[Goals]
[a] According to the erlang-questions thread on R16 changes, what is the Māori name of the city of Dunedin?
[b] Reproduce the listing verbatim, covering the stretch from its first line through the line containing "button[interactable]: Voice option 2: [107, 203, 121, 217]", with both ends included.

[Passage shown]
+===+

[erlang-questions] Pmods, packages, Unicode source code and column numbers in compiler - what will happen in R16?

Thu Oct 18 01:34:10 CEST 2012

On 17/10/2012, at 8:11 PM, Vlad Dumitrescu wrote:

>> On 17/10/2012, at 2:51 AM, Patrik Nyblom wrote:
>>> 
>>> The OTP Technical board decisions from last Thursday are now published on the erlang.org website, which means that the answers to some questions about changes in R16 are finally officially answered.
> 
> Great initiative to publish these decisions and explain them!
> 
> On Wed, Oct 17, 2012 at 1:22 AM, Richard O'Keefe <ok@REDACTED> wrote:
>> 
>> "Variable names will continue to be limited to Latin characters."
>> 
>>        I hope that means "for this release."
> 
> That's an interesting problem. Variable names are defined as starting
> with an upper case letter, but the only scripts that I know of that
> have those are roman, greek, cyrillic and armenian.

"Variables are defined as starting with an upper case letter"
isn't exactly true, unless you do what Quintus did back in the
80s and redefine "_" from being a 'punctuation connector' to
an 'upper case letter'.  Quintus did that for CJK, so that 日付
was an unquoted atom and _日付 was a Prolog variable.
This was apparently acceptable, and the same practice is followed in
other Prologs.  I see no reason why it would not work for Erlang,
where _1 is a perfectly good variable.

> So would variables
> with names in other scripts be forced to start with an uppercase latin
> letter? We might just as well have them start with '§' or something,
> and drop the capitalization rule.

It is _already_ the case that Erlang variables are not forced to
start with an uppercase latin letter, but may start with "_".
(The section sign is not allowed in Unicode identifiers.)
Having Latin, Greek, Cryllic, and Armenian scripts already covers a
lot of languages.

Here I am in New Zealand.  There are two official languages in this country.
English isn't actually one of them, although it is in practice the language
of government, commerce, and practically everything.  One of the two
official languages is New Zealand Sign Language.  The other is Māori.  Note
the little bar over the "a"?  It's called a macron.  And a-with-macron is
not a Latin-1 character.  The city I'm living in has the name Dunedin in
English and Ōtepoti in Māori.  (Note the macron on the "O".)  The organisation
I work for is the University of Otago/Te Whare Wānanga o Otāgo.  Notice a
pattern?  Do I look forward to being able to tell those of my students who
are Māori that it is now possible for them to use words of their own
language as Erlang?  You bet.  Did I mention that although the language of
_instruction_ in this University is English, by official decree students may
submit assignments and answers to examination questions in Māori?  If I ask
them to write programs in Erlang (which I did last year and will again next
year), am I actually _allowed_ to do this if they cannot use Māori words as
freely as English ones?  I'd rather not find out, thanks.  I'd definitely
rather not be told to require C, C++, Java, or Ada, which _do_ allow
non-Latin-1 letters in identifiers.

+===+

Layout coordinate data
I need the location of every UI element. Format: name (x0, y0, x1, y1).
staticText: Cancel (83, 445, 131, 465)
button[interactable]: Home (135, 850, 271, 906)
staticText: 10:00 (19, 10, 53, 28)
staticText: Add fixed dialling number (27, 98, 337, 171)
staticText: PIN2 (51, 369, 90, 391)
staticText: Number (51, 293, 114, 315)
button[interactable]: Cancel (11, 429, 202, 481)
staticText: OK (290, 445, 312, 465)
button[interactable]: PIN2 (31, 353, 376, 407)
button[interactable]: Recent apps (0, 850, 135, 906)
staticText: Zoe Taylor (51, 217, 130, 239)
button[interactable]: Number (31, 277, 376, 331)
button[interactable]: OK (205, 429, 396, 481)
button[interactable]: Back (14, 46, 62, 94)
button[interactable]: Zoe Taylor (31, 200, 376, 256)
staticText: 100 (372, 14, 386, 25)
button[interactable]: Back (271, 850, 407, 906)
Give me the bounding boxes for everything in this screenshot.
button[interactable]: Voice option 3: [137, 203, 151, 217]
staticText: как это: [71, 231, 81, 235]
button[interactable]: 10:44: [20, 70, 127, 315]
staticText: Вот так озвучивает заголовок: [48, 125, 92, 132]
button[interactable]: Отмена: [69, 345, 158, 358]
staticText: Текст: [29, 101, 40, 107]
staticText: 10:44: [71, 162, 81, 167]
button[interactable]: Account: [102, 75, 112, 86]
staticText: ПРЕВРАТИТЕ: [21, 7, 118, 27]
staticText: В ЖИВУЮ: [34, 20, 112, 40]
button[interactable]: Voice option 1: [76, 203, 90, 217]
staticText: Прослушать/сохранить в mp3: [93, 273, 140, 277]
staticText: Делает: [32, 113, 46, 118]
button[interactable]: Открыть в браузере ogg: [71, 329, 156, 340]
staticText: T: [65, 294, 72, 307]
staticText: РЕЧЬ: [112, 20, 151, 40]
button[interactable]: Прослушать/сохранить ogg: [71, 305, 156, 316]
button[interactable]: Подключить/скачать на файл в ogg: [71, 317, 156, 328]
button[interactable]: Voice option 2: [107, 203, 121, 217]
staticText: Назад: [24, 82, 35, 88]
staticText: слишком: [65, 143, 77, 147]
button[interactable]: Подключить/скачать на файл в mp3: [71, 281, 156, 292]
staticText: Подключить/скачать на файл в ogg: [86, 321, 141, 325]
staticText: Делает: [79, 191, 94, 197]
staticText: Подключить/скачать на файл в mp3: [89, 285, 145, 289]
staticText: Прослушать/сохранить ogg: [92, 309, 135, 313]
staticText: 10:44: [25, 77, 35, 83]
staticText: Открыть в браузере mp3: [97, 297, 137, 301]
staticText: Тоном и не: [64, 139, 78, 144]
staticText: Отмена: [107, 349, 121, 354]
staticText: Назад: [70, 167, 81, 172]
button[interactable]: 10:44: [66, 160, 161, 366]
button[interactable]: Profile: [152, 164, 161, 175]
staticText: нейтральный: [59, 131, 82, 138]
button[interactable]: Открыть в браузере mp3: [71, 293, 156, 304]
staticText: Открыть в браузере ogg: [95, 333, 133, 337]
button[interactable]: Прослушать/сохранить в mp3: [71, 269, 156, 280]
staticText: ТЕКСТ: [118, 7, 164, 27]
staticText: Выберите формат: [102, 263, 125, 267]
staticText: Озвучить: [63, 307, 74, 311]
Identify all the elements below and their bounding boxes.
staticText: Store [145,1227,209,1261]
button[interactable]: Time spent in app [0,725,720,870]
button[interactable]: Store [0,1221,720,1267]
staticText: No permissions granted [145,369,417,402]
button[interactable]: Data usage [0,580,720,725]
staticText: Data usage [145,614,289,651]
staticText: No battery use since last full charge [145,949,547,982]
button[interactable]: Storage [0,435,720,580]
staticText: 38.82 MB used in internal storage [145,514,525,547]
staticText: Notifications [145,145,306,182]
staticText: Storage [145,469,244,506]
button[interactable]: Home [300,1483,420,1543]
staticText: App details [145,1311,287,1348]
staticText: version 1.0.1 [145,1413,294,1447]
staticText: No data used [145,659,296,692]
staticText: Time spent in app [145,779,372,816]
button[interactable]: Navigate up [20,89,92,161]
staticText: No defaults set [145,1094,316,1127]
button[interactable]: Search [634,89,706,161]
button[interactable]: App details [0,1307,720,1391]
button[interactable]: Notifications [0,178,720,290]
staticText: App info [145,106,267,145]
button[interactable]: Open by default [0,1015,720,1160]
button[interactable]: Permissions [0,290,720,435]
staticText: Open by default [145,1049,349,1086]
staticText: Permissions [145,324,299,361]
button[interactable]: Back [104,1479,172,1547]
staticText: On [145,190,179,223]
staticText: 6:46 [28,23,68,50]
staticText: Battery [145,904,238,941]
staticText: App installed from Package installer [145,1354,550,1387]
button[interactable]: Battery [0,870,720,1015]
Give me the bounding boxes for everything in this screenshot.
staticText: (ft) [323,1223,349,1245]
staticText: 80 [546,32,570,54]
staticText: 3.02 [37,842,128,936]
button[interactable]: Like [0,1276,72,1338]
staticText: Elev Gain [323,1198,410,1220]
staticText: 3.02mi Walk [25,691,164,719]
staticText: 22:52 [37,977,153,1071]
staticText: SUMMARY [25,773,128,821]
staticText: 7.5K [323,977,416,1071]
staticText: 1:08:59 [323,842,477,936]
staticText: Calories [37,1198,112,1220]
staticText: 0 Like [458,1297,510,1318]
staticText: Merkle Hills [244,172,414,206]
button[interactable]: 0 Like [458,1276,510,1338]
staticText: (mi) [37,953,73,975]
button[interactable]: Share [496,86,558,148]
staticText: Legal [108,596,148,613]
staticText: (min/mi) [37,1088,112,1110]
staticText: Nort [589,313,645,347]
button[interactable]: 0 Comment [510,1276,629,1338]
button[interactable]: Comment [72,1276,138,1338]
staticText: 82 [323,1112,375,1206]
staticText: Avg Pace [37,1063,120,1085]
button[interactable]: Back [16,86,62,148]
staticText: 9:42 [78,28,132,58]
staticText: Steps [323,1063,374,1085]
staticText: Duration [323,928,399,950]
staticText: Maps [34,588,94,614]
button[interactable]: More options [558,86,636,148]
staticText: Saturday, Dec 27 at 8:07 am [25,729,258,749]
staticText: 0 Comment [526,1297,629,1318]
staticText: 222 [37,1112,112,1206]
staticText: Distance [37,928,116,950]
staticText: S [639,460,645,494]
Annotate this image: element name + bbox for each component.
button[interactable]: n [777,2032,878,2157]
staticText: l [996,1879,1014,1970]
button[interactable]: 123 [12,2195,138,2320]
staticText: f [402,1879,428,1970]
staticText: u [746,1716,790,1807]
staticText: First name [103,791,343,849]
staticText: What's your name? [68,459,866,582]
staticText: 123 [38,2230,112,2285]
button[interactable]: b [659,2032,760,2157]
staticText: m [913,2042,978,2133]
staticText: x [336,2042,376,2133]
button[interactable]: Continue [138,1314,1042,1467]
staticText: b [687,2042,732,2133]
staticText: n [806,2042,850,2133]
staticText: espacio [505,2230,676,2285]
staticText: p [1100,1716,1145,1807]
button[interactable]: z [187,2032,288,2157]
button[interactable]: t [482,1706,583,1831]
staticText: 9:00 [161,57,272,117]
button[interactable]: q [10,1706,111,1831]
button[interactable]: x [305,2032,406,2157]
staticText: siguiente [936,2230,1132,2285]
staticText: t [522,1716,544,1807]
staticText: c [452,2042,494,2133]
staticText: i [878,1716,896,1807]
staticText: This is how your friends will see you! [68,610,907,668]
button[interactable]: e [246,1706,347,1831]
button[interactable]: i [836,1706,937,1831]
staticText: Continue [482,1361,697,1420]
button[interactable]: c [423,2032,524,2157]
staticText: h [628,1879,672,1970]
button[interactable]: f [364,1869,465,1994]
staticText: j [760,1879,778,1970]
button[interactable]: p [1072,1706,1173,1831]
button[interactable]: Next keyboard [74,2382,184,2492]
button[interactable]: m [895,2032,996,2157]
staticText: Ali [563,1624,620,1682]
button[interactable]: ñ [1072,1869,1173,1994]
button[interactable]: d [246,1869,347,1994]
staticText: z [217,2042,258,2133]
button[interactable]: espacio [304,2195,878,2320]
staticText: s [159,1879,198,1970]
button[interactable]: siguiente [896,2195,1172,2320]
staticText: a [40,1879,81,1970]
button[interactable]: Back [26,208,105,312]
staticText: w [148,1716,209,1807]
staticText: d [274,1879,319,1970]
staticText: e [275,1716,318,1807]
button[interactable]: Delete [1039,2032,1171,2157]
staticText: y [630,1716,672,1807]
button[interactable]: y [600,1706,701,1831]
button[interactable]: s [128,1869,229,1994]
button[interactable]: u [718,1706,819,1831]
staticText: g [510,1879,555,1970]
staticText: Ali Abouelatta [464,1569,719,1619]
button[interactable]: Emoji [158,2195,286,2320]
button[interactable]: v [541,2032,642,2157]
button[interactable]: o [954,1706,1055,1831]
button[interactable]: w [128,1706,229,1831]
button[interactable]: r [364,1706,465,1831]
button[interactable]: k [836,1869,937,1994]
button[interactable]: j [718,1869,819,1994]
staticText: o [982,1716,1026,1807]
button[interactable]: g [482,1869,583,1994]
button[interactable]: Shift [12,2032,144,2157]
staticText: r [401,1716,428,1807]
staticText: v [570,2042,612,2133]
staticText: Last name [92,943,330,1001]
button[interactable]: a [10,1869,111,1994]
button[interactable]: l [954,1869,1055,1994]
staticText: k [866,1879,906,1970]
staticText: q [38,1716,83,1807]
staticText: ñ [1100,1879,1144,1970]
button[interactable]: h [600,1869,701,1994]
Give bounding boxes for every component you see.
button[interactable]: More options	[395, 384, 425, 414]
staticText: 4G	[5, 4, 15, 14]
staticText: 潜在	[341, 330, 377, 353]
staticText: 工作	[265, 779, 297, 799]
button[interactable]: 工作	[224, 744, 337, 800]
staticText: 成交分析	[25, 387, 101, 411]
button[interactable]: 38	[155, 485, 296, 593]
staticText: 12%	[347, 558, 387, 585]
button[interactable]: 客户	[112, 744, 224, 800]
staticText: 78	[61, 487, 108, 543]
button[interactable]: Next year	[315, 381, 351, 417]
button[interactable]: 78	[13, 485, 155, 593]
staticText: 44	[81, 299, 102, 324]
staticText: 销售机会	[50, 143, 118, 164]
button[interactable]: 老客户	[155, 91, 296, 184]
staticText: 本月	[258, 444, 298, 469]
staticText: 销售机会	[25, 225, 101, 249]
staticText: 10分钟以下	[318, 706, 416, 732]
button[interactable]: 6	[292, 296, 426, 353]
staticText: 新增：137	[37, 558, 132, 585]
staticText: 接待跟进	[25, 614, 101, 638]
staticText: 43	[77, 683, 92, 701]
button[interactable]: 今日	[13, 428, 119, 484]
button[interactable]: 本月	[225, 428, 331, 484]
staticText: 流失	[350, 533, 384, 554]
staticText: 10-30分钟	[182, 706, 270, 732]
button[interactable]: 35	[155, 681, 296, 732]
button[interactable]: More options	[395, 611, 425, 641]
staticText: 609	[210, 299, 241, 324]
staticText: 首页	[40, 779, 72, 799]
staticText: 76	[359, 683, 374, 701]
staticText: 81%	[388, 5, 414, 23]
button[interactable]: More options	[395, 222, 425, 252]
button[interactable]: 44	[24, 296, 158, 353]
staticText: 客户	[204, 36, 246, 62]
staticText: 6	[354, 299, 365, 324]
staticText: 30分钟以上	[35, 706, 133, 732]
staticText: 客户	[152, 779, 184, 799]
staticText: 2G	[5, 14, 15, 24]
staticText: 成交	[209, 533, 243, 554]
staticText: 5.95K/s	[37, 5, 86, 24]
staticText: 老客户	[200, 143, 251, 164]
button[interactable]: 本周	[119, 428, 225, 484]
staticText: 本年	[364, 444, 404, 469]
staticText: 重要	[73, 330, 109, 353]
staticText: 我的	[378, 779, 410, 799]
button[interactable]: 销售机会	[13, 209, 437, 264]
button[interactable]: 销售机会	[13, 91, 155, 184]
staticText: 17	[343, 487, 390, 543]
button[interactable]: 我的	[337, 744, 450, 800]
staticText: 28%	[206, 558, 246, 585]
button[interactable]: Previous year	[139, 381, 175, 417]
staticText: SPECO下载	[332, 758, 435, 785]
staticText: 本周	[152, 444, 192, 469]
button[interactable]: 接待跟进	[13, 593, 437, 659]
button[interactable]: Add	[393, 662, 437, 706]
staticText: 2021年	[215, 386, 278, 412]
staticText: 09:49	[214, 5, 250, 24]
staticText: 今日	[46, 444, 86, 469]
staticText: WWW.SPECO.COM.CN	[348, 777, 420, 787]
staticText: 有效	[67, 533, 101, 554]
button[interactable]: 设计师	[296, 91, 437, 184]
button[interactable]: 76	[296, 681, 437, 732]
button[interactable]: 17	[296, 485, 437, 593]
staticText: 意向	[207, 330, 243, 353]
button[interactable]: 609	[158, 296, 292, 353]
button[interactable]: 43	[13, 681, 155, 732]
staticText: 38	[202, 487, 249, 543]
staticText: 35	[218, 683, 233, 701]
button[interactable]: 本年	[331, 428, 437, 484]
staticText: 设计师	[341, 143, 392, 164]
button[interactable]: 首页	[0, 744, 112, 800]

+===+

[Solution set]
[a] Ōtepoti

[b]
I need the location of every UI element. Format: name (x0, y0, x1, y1).
staticText: Cancel (83, 445, 131, 465)
button[interactable]: Home (135, 850, 271, 906)
staticText: 10:00 (19, 10, 53, 28)
staticText: Add fixed dialling number (27, 98, 337, 171)
staticText: PIN2 (51, 369, 90, 391)
staticText: Number (51, 293, 114, 315)
button[interactable]: Cancel (11, 429, 202, 481)
staticText: OK (290, 445, 312, 465)
button[interactable]: PIN2 (31, 353, 376, 407)
button[interactable]: Recent apps (0, 850, 135, 906)
staticText: Zoe Taylor (51, 217, 130, 239)
button[interactable]: Number (31, 277, 376, 331)
button[interactable]: OK (205, 429, 396, 481)
button[interactable]: Back (14, 46, 62, 94)
button[interactable]: Zoe Taylor (31, 200, 376, 256)
staticText: 100 (372, 14, 386, 25)
button[interactable]: Back (271, 850, 407, 906)
Give me the bounding boxes for everything in this screenshot.
button[interactable]: Voice option 3: [137, 203, 151, 217]
staticText: как это: [71, 231, 81, 235]
button[interactable]: 10:44: [20, 70, 127, 315]
staticText: Вот так озвучивает заголовок: [48, 125, 92, 132]
button[interactable]: Отмена: [69, 345, 158, 358]
staticText: Текст: [29, 101, 40, 107]
staticText: 10:44: [71, 162, 81, 167]
button[interactable]: Account: [102, 75, 112, 86]
staticText: ПРЕВРАТИТЕ: [21, 7, 118, 27]
staticText: В ЖИВУЮ: [34, 20, 112, 40]
button[interactable]: Voice option 1: [76, 203, 90, 217]
staticText: Прослушать/сохранить в mp3: [93, 273, 140, 277]
staticText: Делает: [32, 113, 46, 118]
button[interactable]: Открыть в браузере ogg: [71, 329, 156, 340]
staticText: T: [65, 294, 72, 307]
staticText: РЕЧЬ: [112, 20, 151, 40]
button[interactable]: Прослушать/сохранить ogg: [71, 305, 156, 316]
button[interactable]: Подключить/скачать на файл в ogg: [71, 317, 156, 328]
button[interactable]: Voice option 2: [107, 203, 121, 217]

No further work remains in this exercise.